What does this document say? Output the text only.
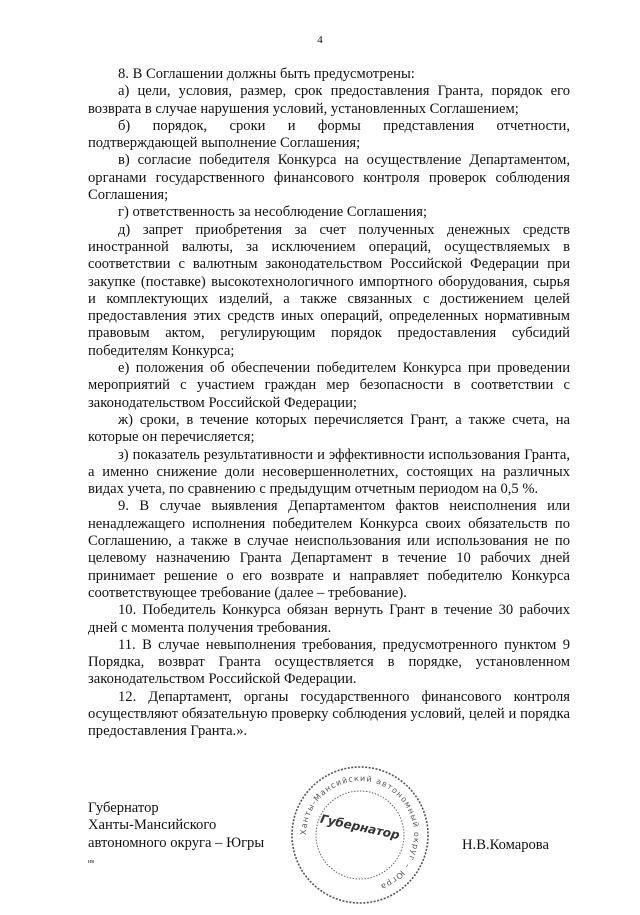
4

8. В Соглашении должны быть предусмотрены:

а) цели, условия, размер, срок предоставления Гранта, порядок его возврата в случае нарушения условий, установленных Соглашением;

б) порядок, сроки и формы представления отчетности, подтверждающей выполнение Соглашения;

в) согласие победителя Конкурса на осуществление Департаментом, органами государственного финансового контроля проверок соблюдения Соглашения;

г) ответственность за несоблюдение Соглашения;

д) запрет приобретения за счет полученных денежных средств иностранной валюты, за исключением операций, осуществляемых в соответствии с валютным законодательством Российской Федерации при закупке (поставке) высокотехнологичного импортного оборудования, сырья и комплектующих изделий, а также связанных с достижением целей предоставления этих средств иных операций, определенных нормативным правовым актом, регулирующим порядок предоставления субсидий победителям Конкурса;

е) положения об обеспечении победителем Конкурса при проведении мероприятий с участием граждан мер безопасности в соответствии с законодательством Российской Федерации;

ж) сроки, в течение которых перечисляется Грант, а также счета, на которые он перечисляется;

з) показатель результативности и эффективности использования Гранта, а именно снижение доли несовершеннолетних, состоящих на различных видах учета, по сравнению с предыдущим отчетным периодом на 0,5 %.

9. В случае выявления Департаментом фактов неисполнения или ненадлежащего исполнения победителем Конкурса своих обязательств по Соглашению, а также в случае неиспользования или использования не по целевому назначению Гранта Департамент в течение 10 рабочих дней принимает решение о его возврате и направляет победителю Конкурса соответствующее требование (далее – требование).

10. Победитель Конкурса обязан вернуть Грант в течение 30 рабочих дней с момента получения требования.

11. В случае невыполнения требования, предусмотренного пунктом 9 Порядка, возврат Гранта осуществляется в порядке, установленном законодательством Российской Федерации.

12. Департамент, органы государственного финансового контроля осуществляют обязательную проверку соблюдения условий, целей и порядка предоставления Гранта.».

Губернатор
Ханты-Мансийского
автономного округа – Югры
нв
Ханты-Мансийский автономный округ – Югра
Губернатор
Н.В.Комарова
________________________________________
Work to be completed
Find the string "контроля" in the entries above and return each line that holds it.

Correct result
в) согласие победителя Конкурса на осуществление Департаментом, органами государственного финансового контроля проверок соблюдения Соглашения;
12. Департамент, органы государственного финансового контроля осуществляют обязательную проверку соблюдения условий, целей и порядка предоставления Гранта.».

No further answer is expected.